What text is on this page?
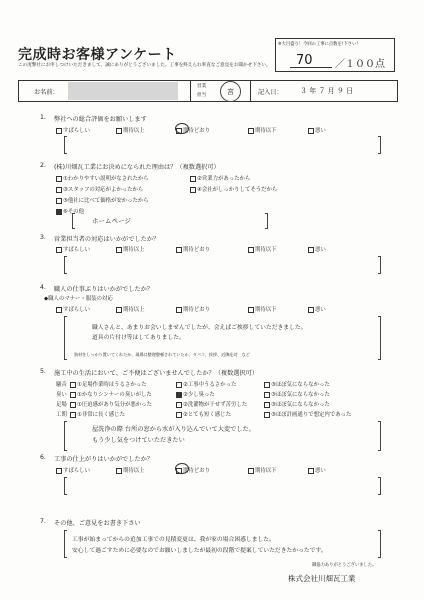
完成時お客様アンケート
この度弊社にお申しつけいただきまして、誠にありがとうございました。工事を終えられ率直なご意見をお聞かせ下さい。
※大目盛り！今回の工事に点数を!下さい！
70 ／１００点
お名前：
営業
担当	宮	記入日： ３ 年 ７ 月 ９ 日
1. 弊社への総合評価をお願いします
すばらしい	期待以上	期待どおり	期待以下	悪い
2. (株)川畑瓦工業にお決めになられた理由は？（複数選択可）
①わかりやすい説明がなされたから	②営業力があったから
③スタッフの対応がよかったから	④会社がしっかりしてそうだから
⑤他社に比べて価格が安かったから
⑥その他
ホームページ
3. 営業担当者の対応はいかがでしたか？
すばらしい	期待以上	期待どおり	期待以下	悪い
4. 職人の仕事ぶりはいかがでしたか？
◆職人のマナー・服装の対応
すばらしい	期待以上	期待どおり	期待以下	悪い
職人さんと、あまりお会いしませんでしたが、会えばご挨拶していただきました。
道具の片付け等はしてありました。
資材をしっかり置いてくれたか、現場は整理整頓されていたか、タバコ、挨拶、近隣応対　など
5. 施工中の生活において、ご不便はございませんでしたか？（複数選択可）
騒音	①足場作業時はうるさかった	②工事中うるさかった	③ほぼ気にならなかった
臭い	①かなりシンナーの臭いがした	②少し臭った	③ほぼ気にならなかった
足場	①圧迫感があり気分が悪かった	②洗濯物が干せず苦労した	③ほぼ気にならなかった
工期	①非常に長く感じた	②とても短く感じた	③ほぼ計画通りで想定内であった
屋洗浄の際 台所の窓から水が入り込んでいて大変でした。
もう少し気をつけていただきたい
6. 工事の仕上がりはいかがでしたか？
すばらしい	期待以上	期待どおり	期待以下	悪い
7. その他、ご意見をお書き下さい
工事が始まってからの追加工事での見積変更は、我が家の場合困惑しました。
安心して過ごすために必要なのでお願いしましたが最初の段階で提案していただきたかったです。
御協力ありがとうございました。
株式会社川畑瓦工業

= = = = =

### WRITTEN EXERCISE
Using the data above, print every line exactly, omitting pictures.

### EXERCISE SOLUTION
What text is on this page?
完成時お客様アンケート
この度弊社にお申しつけいただきまして、誠にありがとうございました。工事を終えられ率直なご意見をお聞かせ下さい。
※大目盛り！今回の工事に点数を!下さい！
70 ／１００点
お名前：
営業
担当	宮	記入日： ３ 年 ７ 月 ９ 日
1. 弊社への総合評価をお願いします
すばらしい	期待以上	期待どおり	期待以下	悪い
2. (株)川畑瓦工業にお決めになられた理由は？（複数選択可）
①わかりやすい説明がなされたから	②営業力があったから
③スタッフの対応がよかったから	④会社がしっかりしてそうだから
⑤他社に比べて価格が安かったから
⑥その他
ホームページ
3. 営業担当者の対応はいかがでしたか？
すばらしい	期待以上	期待どおり	期待以下	悪い
4. 職人の仕事ぶりはいかがでしたか？
◆職人のマナー・服装の対応
すばらしい	期待以上	期待どおり	期待以下	悪い
職人さんと、あまりお会いしませんでしたが、会えばご挨拶していただきました。
道具の片付け等はしてありました。
資材をしっかり置いてくれたか、現場は整理整頓されていたか、タバコ、挨拶、近隣応対　など
5. 施工中の生活において、ご不便はございませんでしたか？（複数選択可）
騒音	①足場作業時はうるさかった	②工事中うるさかった	③ほぼ気にならなかった
臭い	①かなりシンナーの臭いがした	②少し臭った	③ほぼ気にならなかった
足場	①圧迫感があり気分が悪かった	②洗濯物が干せず苦労した	③ほぼ気にならなかった
工期	①非常に長く感じた	②とても短く感じた	③ほぼ計画通りで想定内であった
屋洗浄の際 台所の窓から水が入り込んでいて大変でした。
もう少し気をつけていただきたい
6. 工事の仕上がりはいかがでしたか？
すばらしい	期待以上	期待どおり	期待以下	悪い
7. その他、ご意見をお書き下さい
工事が始まってからの追加工事での見積変更は、我が家の場合困惑しました。
安心して過ごすために必要なのでお願いしましたが最初の段階で提案していただきたかったです。
御協力ありがとうございました。
株式会社川畑瓦工業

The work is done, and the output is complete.